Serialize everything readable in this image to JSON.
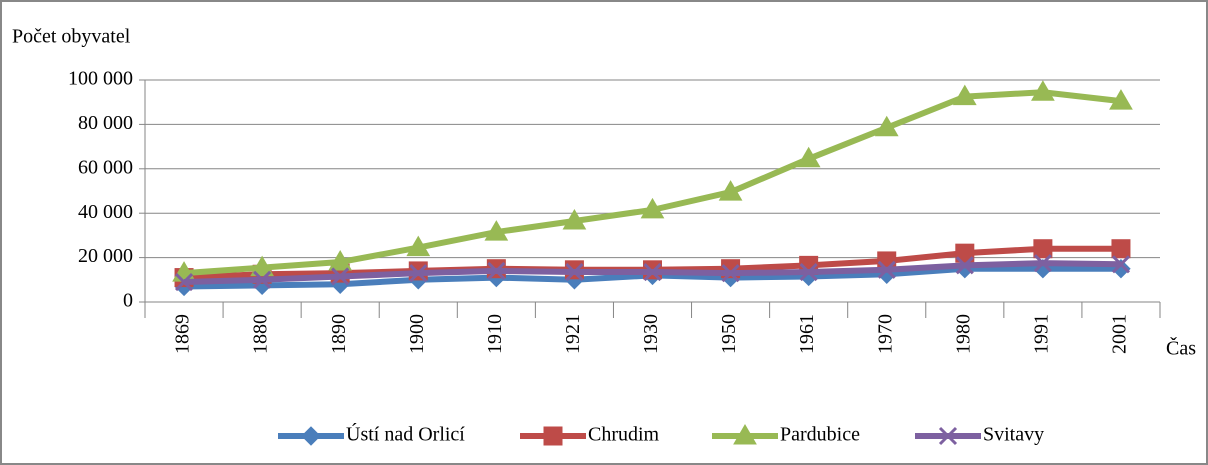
{
  "chart_data": {
    "type": "line",
    "y_label": "Počet obyvatel",
    "x_label": "Čas",
    "categories": [
      "1869",
      "1880",
      "1890",
      "1900",
      "1910",
      "1921",
      "1930",
      "1950",
      "1961",
      "1970",
      "1980",
      "1991",
      "2001"
    ],
    "series": [
      {
        "name": "Ústí nad Orlicí",
        "color": "#4a7ebb",
        "marker": "diamond",
        "values": [
          7000,
          7500,
          8000,
          10000,
          11000,
          10000,
          12000,
          11000,
          11500,
          12500,
          15000,
          15000,
          15000
        ]
      },
      {
        "name": "Chrudim",
        "color": "#be4b48",
        "marker": "square",
        "values": [
          11000,
          12500,
          13000,
          14000,
          15000,
          14500,
          14500,
          15000,
          16500,
          18500,
          22000,
          24000,
          24000
        ]
      },
      {
        "name": "Pardubice",
        "color": "#98b954",
        "marker": "triangle",
        "values": [
          13000,
          15500,
          18000,
          24500,
          31500,
          36500,
          41500,
          49500,
          64500,
          78500,
          92500,
          94500,
          90500
        ]
      },
      {
        "name": "Svitavy",
        "color": "#7d60a0",
        "marker": "x",
        "values": [
          9000,
          10000,
          11500,
          13000,
          14000,
          13500,
          13500,
          13000,
          13500,
          14500,
          16500,
          17500,
          17000
        ]
      }
    ],
    "ylim": [
      0,
      100000
    ],
    "yticks": [
      0,
      {
        "value": 20000,
        "label": "20 000"
      },
      {
        "value": 40000,
        "label": "40 000"
      },
      {
        "value": 60000,
        "label": "60 000"
      },
      {
        "value": 80000,
        "label": "80 000"
      },
      {
        "value": 100000,
        "label": "100 000"
      }
    ],
    "grid": true,
    "legend": "bottom"
  }
}
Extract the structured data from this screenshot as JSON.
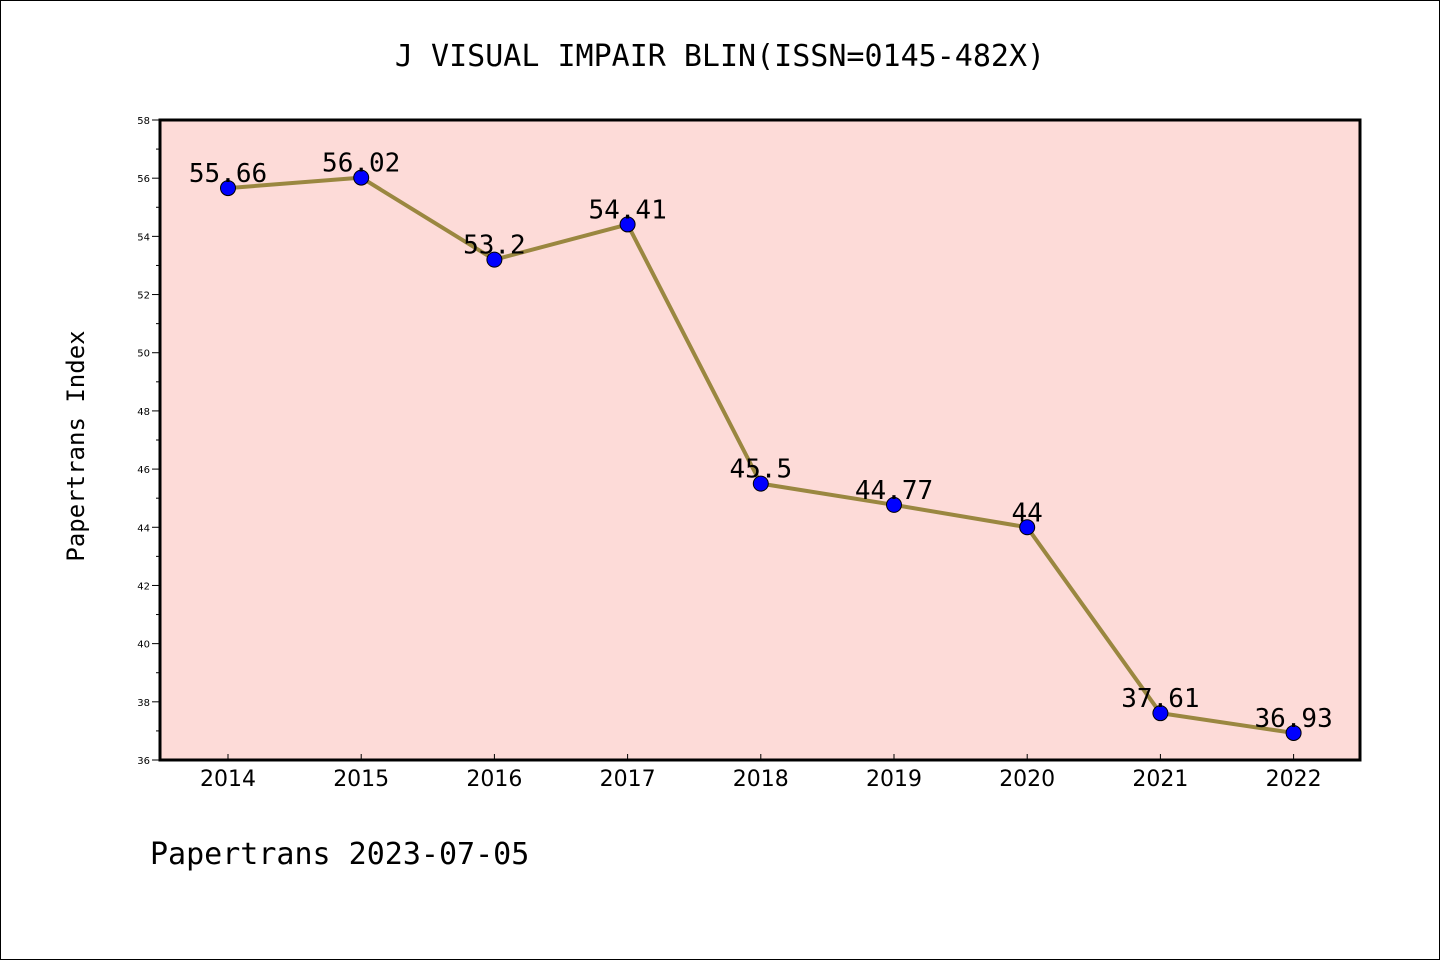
{
  "colors": {
    "plot_background": "#fddbd8",
    "line": "#9a8740",
    "marker": "#0000ff",
    "axes": "#000000"
  },
  "chart_data": {
    "type": "line",
    "title": "J VISUAL IMPAIR BLIN(ISSN=0145-482X)",
    "xlabel": "",
    "ylabel": "Papertrans Index",
    "categories": [
      "2014",
      "2015",
      "2016",
      "2017",
      "2018",
      "2019",
      "2020",
      "2021",
      "2022"
    ],
    "series": [
      {
        "values": [
          55.66,
          56.02,
          53.2,
          54.41,
          45.5,
          44.77,
          44,
          37.61,
          36.93
        ],
        "labels": [
          "55.66",
          "56.02",
          "53.2",
          "54.41",
          "45.5",
          "44.77",
          "44",
          "37.61",
          "36.93"
        ]
      }
    ],
    "ylim": [
      36,
      58
    ],
    "yticks": [
      "36",
      "38",
      "40",
      "42",
      "44",
      "46",
      "48",
      "50",
      "52",
      "54",
      "56",
      "58"
    ],
    "grid": false,
    "legend": "none"
  },
  "footer": "Papertrans 2023-07-05"
}
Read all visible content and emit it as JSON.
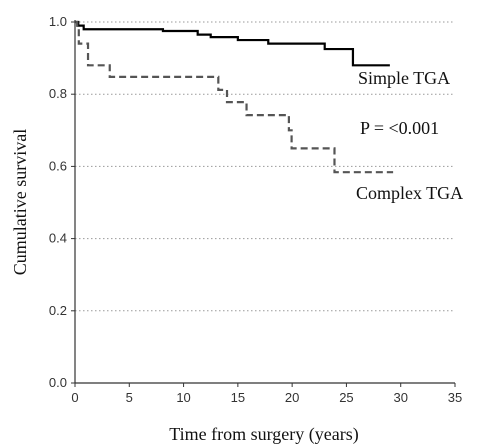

Problem
Look through the data and gather every line with the string "marker" in it.

The reply
        "marker": "diamond",
        "marker": "square",
        "marker": "triangle",
        "marker": "x",
    "marker": "#0000ff",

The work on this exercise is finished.